--- Start of Data lines ---

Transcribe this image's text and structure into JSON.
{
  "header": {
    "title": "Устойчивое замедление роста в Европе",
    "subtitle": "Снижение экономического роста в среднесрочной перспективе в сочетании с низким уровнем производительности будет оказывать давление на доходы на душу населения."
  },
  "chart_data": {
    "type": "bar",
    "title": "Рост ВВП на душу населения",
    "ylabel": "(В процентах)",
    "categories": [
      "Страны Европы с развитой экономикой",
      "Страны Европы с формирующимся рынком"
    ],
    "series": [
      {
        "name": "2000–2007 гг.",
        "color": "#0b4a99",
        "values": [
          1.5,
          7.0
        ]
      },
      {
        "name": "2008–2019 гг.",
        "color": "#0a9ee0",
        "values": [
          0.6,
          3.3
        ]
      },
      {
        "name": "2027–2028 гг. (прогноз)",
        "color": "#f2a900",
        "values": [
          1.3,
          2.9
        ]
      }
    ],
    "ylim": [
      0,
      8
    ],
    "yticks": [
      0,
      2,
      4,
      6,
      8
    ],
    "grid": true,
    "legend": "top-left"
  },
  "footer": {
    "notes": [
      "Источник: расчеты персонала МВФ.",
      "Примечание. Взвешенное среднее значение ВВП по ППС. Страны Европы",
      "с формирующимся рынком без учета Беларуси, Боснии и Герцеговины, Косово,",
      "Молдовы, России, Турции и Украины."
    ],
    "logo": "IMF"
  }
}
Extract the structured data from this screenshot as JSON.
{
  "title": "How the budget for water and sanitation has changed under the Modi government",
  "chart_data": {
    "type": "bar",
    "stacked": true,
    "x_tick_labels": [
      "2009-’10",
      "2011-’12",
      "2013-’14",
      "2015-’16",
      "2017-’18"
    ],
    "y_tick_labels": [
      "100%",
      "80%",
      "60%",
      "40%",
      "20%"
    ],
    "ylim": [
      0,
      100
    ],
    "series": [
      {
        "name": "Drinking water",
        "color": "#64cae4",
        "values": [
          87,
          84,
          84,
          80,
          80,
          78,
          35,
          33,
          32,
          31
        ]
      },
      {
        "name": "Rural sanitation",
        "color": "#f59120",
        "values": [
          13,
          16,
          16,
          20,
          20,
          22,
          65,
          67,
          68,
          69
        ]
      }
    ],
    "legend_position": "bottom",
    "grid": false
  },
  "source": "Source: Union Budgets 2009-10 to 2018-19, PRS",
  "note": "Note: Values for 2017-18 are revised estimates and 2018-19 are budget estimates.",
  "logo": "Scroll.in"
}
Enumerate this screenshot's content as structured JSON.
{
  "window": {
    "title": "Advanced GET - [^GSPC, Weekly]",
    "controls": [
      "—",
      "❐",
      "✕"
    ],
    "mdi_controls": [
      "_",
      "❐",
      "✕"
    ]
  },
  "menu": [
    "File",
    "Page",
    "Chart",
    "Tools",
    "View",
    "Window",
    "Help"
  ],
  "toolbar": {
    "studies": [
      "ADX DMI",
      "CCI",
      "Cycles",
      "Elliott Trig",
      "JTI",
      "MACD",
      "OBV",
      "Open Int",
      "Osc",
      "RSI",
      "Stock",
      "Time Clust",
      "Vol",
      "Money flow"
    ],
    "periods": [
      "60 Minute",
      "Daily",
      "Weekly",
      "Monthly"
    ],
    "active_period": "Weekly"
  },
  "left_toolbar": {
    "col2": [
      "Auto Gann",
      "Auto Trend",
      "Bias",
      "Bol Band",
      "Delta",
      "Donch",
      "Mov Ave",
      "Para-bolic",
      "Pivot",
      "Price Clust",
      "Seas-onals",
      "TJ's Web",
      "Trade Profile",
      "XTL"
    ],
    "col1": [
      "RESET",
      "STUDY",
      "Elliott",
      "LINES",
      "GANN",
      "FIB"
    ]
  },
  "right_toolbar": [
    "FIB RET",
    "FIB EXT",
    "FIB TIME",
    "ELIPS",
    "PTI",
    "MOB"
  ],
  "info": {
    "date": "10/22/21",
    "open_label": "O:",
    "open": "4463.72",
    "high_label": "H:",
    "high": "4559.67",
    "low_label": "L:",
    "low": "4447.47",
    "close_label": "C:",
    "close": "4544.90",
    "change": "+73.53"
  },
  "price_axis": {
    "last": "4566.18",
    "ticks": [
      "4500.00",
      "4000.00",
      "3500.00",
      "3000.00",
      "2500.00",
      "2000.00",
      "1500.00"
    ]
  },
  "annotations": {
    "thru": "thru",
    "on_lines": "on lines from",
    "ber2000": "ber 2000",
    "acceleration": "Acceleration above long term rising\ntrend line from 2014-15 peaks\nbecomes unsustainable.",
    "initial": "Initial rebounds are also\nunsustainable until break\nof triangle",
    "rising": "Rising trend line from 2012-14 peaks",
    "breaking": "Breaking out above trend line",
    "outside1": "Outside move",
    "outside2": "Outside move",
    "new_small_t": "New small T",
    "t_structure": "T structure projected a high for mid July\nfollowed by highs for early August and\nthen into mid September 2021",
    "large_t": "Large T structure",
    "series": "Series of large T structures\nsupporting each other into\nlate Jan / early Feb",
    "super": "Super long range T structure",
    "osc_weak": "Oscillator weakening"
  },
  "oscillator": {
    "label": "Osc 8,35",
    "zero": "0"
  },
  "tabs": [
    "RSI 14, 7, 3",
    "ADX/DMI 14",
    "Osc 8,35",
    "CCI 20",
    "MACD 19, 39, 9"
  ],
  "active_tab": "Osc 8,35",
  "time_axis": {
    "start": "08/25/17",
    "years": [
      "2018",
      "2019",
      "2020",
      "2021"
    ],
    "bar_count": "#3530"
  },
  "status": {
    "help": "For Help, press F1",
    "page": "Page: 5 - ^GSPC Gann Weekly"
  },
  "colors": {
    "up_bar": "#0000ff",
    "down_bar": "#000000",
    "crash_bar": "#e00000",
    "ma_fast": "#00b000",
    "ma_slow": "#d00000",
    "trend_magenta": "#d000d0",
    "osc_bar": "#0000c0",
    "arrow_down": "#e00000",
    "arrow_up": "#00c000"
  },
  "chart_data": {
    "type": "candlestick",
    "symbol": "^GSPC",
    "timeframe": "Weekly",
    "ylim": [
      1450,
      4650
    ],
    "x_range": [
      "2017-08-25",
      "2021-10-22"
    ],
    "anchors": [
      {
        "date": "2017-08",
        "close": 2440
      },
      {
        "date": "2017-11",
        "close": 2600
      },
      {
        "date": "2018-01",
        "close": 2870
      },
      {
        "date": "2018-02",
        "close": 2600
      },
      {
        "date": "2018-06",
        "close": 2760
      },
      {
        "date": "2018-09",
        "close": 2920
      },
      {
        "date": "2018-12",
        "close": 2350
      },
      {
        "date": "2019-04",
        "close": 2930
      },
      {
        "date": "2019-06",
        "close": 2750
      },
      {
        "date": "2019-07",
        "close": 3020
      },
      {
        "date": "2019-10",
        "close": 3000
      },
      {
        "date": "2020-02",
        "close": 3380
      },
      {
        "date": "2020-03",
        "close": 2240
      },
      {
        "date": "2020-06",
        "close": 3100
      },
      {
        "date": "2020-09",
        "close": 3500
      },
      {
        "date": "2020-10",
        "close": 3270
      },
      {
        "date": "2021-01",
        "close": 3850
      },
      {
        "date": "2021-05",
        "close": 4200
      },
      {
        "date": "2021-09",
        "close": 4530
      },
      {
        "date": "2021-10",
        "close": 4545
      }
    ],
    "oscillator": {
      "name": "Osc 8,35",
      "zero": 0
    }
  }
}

--- End of Data lines ---

• _To do_
Set every line of the listing down word for word.

• _Complete response_
Transcribe this image's text and structure into JSON.
{
  "header": {
    "title": "Устойчивое замедление роста в Европе",
    "subtitle": "Снижение экономического роста в среднесрочной перспективе в сочетании с низким уровнем производительности будет оказывать давление на доходы на душу населения."
  },
  "chart_data": {
    "type": "bar",
    "title": "Рост ВВП на душу населения",
    "ylabel": "(В процентах)",
    "categories": [
      "Страны Европы с развитой экономикой",
      "Страны Европы с формирующимся рынком"
    ],
    "series": [
      {
        "name": "2000–2007 гг.",
        "color": "#0b4a99",
        "values": [
          1.5,
          7.0
        ]
      },
      {
        "name": "2008–2019 гг.",
        "color": "#0a9ee0",
        "values": [
          0.6,
          3.3
        ]
      },
      {
        "name": "2027–2028 гг. (прогноз)",
        "color": "#f2a900",
        "values": [
          1.3,
          2.9
        ]
      }
    ],
    "ylim": [
      0,
      8
    ],
    "yticks": [
      0,
      2,
      4,
      6,
      8
    ],
    "grid": true,
    "legend": "top-left"
  },
  "footer": {
    "notes": [
      "Источник: расчеты персонала МВФ.",
      "Примечание. Взвешенное среднее значение ВВП по ППС. Страны Европы",
      "с формирующимся рынком без учета Беларуси, Боснии и Герцеговины, Косово,",
      "Молдовы, России, Турции и Украины."
    ],
    "logo": "IMF"
  }
}
Extract the structured data from this screenshot as JSON.
{
  "title": "How the budget for water and sanitation has changed under the Modi government",
  "chart_data": {
    "type": "bar",
    "stacked": true,
    "x_tick_labels": [
      "2009-’10",
      "2011-’12",
      "2013-’14",
      "2015-’16",
      "2017-’18"
    ],
    "y_tick_labels": [
      "100%",
      "80%",
      "60%",
      "40%",
      "20%"
    ],
    "ylim": [
      0,
      100
    ],
    "series": [
      {
        "name": "Drinking water",
        "color": "#64cae4",
        "values": [
          87,
          84,
          84,
          80,
          80,
          78,
          35,
          33,
          32,
          31
        ]
      },
      {
        "name": "Rural sanitation",
        "color": "#f59120",
        "values": [
          13,
          16,
          16,
          20,
          20,
          22,
          65,
          67,
          68,
          69
        ]
      }
    ],
    "legend_position": "bottom",
    "grid": false
  },
  "source": "Source: Union Budgets 2009-10 to 2018-19, PRS",
  "note": "Note: Values for 2017-18 are revised estimates and 2018-19 are budget estimates.",
  "logo": "Scroll.in"
}
Enumerate this screenshot's content as structured JSON.
{
  "window": {
    "title": "Advanced GET - [^GSPC, Weekly]",
    "controls": [
      "—",
      "❐",
      "✕"
    ],
    "mdi_controls": [
      "_",
      "❐",
      "✕"
    ]
  },
  "menu": [
    "File",
    "Page",
    "Chart",
    "Tools",
    "View",
    "Window",
    "Help"
  ],
  "toolbar": {
    "studies": [
      "ADX DMI",
      "CCI",
      "Cycles",
      "Elliott Trig",
      "JTI",
      "MACD",
      "OBV",
      "Open Int",
      "Osc",
      "RSI",
      "Stock",
      "Time Clust",
      "Vol",
      "Money flow"
    ],
    "periods": [
      "60 Minute",
      "Daily",
      "Weekly",
      "Monthly"
    ],
    "active_period": "Weekly"
  },
  "left_toolbar": {
    "col2": [
      "Auto Gann",
      "Auto Trend",
      "Bias",
      "Bol Band",
      "Delta",
      "Donch",
      "Mov Ave",
      "Para-bolic",
      "Pivot",
      "Price Clust",
      "Seas-onals",
      "TJ's Web",
      "Trade Profile",
      "XTL"
    ],
    "col1": [
      "RESET",
      "STUDY",
      "Elliott",
      "LINES",
      "GANN",
      "FIB"
    ]
  },
  "right_toolbar": [
    "FIB RET",
    "FIB EXT",
    "FIB TIME",
    "ELIPS",
    "PTI",
    "MOB"
  ],
  "info": {
    "date": "10/22/21",
    "open_label": "O:",
    "open": "4463.72",
    "high_label": "H:",
    "high": "4559.67",
    "low_label": "L:",
    "low": "4447.47",
    "close_label": "C:",
    "close": "4544.90",
    "change": "+73.53"
  },
  "price_axis": {
    "last": "4566.18",
    "ticks": [
      "4500.00",
      "4000.00",
      "3500.00",
      "3000.00",
      "2500.00",
      "2000.00",
      "1500.00"
    ]
  },
  "annotations": {
    "thru": "thru",
    "on_lines": "on lines from",
    "ber2000": "ber 2000",
    "acceleration": "Acceleration above long term rising\ntrend line from 2014-15 peaks\nbecomes unsustainable.",
    "initial": "Initial rebounds are also\nunsustainable until break\nof triangle",
    "rising": "Rising trend line from 2012-14 peaks",
    "breaking": "Breaking out above trend line",
    "outside1": "Outside move",
    "outside2": "Outside move",
    "new_small_t": "New small T",
    "t_structure": "T structure projected a high for mid July\nfollowed by highs for early August and\nthen into mid September 2021",
    "large_t": "Large T structure",
    "series": "Series of large T structures\nsupporting each other into\nlate Jan / early Feb",
    "super": "Super long range T structure",
    "osc_weak": "Oscillator weakening"
  },
  "oscillator": {
    "label": "Osc 8,35",
    "zero": "0"
  },
  "tabs": [
    "RSI 14, 7, 3",
    "ADX/DMI 14",
    "Osc 8,35",
    "CCI 20",
    "MACD 19, 39, 9"
  ],
  "active_tab": "Osc 8,35",
  "time_axis": {
    "start": "08/25/17",
    "years": [
      "2018",
      "2019",
      "2020",
      "2021"
    ],
    "bar_count": "#3530"
  },
  "status": {
    "help": "For Help, press F1",
    "page": "Page: 5 - ^GSPC Gann Weekly"
  },
  "colors": {
    "up_bar": "#0000ff",
    "down_bar": "#000000",
    "crash_bar": "#e00000",
    "ma_fast": "#00b000",
    "ma_slow": "#d00000",
    "trend_magenta": "#d000d0",
    "osc_bar": "#0000c0",
    "arrow_down": "#e00000",
    "arrow_up": "#00c000"
  },
  "chart_data": {
    "type": "candlestick",
    "symbol": "^GSPC",
    "timeframe": "Weekly",
    "ylim": [
      1450,
      4650
    ],
    "x_range": [
      "2017-08-25",
      "2021-10-22"
    ],
    "anchors": [
      {
        "date": "2017-08",
        "close": 2440
      },
      {
        "date": "2017-11",
        "close": 2600
      },
      {
        "date": "2018-01",
        "close": 2870
      },
      {
        "date": "2018-02",
        "close": 2600
      },
      {
        "date": "2018-06",
        "close": 2760
      },
      {
        "date": "2018-09",
        "close": 2920
      },
      {
        "date": "2018-12",
        "close": 2350
      },
      {
        "date": "2019-04",
        "close": 2930
      },
      {
        "date": "2019-06",
        "close": 2750
      },
      {
        "date": "2019-07",
        "close": 3020
      },
      {
        "date": "2019-10",
        "close": 3000
      },
      {
        "date": "2020-02",
        "close": 3380
      },
      {
        "date": "2020-03",
        "close": 2240
      },
      {
        "date": "2020-06",
        "close": 3100
      },
      {
        "date": "2020-09",
        "close": 3500
      },
      {
        "date": "2020-10",
        "close": 3270
      },
      {
        "date": "2021-01",
        "close": 3850
      },
      {
        "date": "2021-05",
        "close": 4200
      },
      {
        "date": "2021-09",
        "close": 4530
      },
      {
        "date": "2021-10",
        "close": 4545
      }
    ],
    "oscillator": {
      "name": "Osc 8,35",
      "zero": 0
    }
  }
}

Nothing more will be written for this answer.